Given instruction. From the entries below, pull out each line where "this" appears.

Data lines.
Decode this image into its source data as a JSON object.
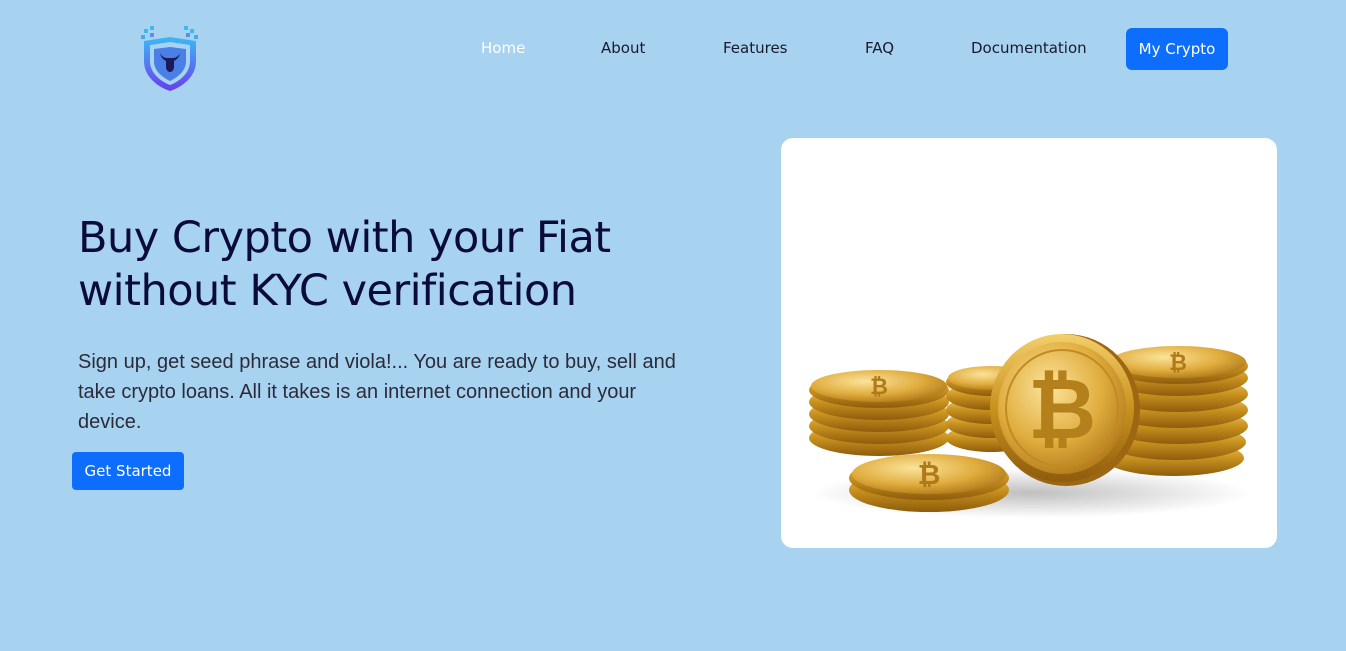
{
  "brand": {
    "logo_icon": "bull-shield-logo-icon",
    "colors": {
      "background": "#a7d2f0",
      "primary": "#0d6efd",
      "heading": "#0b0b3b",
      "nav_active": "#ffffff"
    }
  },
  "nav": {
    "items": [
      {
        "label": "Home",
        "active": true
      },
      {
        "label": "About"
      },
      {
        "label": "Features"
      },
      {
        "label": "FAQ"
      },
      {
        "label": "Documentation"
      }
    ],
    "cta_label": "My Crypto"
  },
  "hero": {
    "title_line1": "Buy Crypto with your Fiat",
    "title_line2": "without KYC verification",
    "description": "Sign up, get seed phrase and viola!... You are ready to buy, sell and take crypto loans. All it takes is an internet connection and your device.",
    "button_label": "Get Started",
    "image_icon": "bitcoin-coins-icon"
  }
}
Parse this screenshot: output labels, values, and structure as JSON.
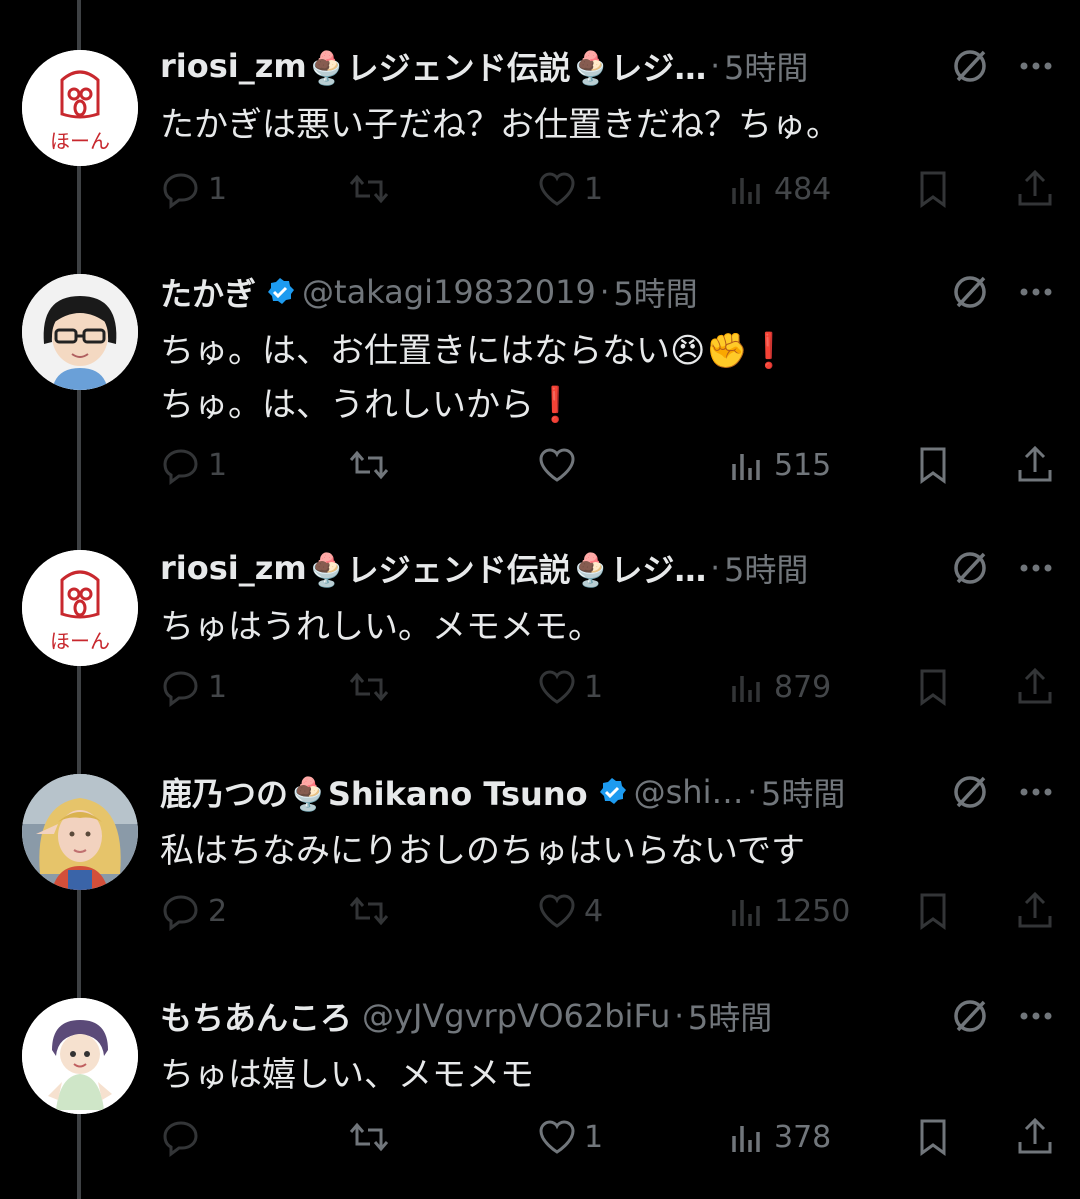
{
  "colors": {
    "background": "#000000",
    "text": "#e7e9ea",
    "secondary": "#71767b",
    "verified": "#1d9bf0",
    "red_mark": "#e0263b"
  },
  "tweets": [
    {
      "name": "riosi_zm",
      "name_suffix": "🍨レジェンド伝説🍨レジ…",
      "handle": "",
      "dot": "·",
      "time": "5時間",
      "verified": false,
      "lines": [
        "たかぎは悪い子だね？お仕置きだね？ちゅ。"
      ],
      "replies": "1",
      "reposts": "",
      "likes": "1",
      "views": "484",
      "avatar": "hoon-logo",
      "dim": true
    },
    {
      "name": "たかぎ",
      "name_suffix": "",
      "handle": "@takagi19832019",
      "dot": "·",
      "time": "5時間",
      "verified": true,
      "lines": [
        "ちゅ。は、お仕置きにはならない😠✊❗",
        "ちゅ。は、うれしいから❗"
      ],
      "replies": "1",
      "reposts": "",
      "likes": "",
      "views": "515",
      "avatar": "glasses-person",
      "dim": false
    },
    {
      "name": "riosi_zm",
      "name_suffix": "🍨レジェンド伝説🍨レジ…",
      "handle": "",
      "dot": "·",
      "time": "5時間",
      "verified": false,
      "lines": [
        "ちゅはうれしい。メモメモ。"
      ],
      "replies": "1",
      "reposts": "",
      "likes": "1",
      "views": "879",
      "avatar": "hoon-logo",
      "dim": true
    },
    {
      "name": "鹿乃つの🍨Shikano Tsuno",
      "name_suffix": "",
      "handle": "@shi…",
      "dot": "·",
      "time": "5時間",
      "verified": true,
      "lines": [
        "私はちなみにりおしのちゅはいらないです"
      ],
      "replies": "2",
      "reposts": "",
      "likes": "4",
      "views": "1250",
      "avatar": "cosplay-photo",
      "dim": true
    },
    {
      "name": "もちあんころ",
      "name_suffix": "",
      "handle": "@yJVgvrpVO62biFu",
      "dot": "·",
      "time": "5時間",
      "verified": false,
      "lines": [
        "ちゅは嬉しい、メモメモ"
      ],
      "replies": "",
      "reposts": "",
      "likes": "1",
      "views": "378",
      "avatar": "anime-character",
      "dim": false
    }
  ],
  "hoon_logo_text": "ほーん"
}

The result.
Decode this image into its source data as a JSON object.
Parse this screenshot: output labels, values, and structure as JSON.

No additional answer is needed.